#### Task objective:
Report all lines of the records that contain "name".

#### Records:
________________________
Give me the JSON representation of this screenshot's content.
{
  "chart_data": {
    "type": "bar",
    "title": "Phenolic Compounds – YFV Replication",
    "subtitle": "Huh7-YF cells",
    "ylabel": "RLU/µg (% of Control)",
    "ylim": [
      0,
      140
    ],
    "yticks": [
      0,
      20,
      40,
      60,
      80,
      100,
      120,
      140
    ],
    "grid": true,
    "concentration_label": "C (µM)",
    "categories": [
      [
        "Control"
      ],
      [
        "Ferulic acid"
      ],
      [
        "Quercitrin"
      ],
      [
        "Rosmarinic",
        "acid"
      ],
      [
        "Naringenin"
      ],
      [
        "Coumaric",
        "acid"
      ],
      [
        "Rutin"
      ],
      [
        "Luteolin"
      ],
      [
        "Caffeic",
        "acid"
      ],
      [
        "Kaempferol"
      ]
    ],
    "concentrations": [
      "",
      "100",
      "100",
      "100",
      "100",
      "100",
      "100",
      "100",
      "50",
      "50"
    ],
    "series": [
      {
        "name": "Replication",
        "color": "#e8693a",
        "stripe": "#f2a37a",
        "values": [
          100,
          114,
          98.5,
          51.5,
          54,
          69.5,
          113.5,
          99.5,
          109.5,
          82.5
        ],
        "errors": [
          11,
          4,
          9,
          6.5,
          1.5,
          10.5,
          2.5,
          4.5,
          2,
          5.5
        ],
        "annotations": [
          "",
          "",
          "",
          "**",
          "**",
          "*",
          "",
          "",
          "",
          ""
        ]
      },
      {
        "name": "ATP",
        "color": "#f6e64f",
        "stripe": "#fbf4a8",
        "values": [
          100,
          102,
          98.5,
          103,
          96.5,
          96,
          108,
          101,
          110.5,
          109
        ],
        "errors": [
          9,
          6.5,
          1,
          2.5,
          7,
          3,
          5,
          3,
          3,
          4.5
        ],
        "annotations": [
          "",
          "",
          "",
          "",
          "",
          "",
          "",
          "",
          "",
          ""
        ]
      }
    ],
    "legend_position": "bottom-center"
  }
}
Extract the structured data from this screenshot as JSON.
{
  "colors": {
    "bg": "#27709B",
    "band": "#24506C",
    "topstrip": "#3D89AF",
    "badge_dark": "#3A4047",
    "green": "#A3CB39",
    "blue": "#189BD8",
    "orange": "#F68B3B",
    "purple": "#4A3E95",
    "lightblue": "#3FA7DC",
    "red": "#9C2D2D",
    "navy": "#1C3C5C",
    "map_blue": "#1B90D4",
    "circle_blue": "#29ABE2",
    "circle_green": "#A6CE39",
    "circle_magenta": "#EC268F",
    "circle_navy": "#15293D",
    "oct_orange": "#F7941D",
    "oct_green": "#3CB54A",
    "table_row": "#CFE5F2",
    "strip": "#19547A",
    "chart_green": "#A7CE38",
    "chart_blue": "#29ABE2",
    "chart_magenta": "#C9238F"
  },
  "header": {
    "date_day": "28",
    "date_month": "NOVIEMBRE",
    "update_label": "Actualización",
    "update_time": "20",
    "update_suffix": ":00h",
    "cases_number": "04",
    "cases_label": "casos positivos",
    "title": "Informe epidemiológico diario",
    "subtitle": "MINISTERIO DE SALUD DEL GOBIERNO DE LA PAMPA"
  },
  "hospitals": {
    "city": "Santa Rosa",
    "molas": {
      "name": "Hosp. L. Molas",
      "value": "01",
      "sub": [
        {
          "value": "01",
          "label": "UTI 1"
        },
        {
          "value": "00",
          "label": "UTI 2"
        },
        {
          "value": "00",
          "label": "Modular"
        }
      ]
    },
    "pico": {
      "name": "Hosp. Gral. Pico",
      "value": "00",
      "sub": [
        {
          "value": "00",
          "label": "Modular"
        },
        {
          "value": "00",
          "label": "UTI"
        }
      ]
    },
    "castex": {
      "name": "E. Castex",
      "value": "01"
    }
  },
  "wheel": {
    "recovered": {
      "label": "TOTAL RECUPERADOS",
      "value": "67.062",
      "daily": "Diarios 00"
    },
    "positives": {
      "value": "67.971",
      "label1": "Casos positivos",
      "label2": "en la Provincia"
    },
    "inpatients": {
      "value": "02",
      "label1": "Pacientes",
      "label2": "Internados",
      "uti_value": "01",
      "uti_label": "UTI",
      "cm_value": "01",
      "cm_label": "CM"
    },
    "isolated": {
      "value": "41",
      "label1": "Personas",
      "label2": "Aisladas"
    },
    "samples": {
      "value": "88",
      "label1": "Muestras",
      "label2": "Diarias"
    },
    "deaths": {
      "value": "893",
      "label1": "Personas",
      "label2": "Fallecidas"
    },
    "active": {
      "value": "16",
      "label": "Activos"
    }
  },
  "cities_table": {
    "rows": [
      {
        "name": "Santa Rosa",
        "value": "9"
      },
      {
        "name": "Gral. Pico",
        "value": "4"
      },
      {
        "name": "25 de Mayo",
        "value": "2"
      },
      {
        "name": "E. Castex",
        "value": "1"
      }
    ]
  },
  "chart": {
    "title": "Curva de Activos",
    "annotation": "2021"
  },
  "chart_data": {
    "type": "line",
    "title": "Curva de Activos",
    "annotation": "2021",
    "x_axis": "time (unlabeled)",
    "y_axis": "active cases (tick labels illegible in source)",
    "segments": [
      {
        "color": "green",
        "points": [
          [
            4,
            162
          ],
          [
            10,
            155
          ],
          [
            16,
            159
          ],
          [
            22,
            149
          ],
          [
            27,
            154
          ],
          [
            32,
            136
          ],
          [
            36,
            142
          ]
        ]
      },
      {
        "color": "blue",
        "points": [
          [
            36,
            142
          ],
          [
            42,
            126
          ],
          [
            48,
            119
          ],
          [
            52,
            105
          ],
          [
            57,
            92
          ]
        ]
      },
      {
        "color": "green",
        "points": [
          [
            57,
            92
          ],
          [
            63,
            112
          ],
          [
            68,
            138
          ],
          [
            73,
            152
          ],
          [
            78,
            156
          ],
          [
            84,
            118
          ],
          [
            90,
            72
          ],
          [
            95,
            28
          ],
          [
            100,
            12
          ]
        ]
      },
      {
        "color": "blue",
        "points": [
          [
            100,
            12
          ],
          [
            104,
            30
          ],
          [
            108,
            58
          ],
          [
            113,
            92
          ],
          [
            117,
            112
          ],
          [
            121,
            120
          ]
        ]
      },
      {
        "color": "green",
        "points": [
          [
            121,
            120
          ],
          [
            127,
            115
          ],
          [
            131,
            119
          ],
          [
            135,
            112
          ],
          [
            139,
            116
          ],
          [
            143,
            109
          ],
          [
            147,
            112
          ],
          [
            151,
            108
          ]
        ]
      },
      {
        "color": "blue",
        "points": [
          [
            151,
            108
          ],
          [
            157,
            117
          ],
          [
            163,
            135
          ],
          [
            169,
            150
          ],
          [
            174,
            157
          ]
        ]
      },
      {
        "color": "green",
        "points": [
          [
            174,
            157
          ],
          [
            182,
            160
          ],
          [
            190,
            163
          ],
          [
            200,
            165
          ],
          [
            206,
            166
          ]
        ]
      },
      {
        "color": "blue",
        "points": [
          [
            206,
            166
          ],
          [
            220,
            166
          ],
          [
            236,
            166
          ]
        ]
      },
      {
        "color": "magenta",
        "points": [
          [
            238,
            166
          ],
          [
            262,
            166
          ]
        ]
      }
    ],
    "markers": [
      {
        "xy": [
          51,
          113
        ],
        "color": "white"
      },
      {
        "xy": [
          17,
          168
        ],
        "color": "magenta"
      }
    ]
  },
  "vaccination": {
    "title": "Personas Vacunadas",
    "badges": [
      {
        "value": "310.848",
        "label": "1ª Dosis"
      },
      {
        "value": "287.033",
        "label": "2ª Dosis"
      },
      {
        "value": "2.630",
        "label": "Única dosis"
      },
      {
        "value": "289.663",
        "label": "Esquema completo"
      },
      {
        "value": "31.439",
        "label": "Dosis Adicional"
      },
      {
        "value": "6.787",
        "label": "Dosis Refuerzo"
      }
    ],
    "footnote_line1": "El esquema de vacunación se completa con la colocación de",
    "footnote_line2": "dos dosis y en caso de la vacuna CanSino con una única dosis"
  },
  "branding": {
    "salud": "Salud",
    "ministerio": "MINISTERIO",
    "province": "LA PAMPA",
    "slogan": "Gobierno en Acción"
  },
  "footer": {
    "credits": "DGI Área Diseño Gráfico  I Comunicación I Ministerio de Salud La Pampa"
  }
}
________________________
#### Your solution:
        "name": "Replication",
        "name": "ATP",
      "name": "Hosp. L. Molas",
      "name": "Hosp. Gral. Pico",
      "name": "E. Castex",
        "name": "Santa Rosa",
        "name": "Gral. Pico",
        "name": "25 de Mayo",
        "name": "E. Castex",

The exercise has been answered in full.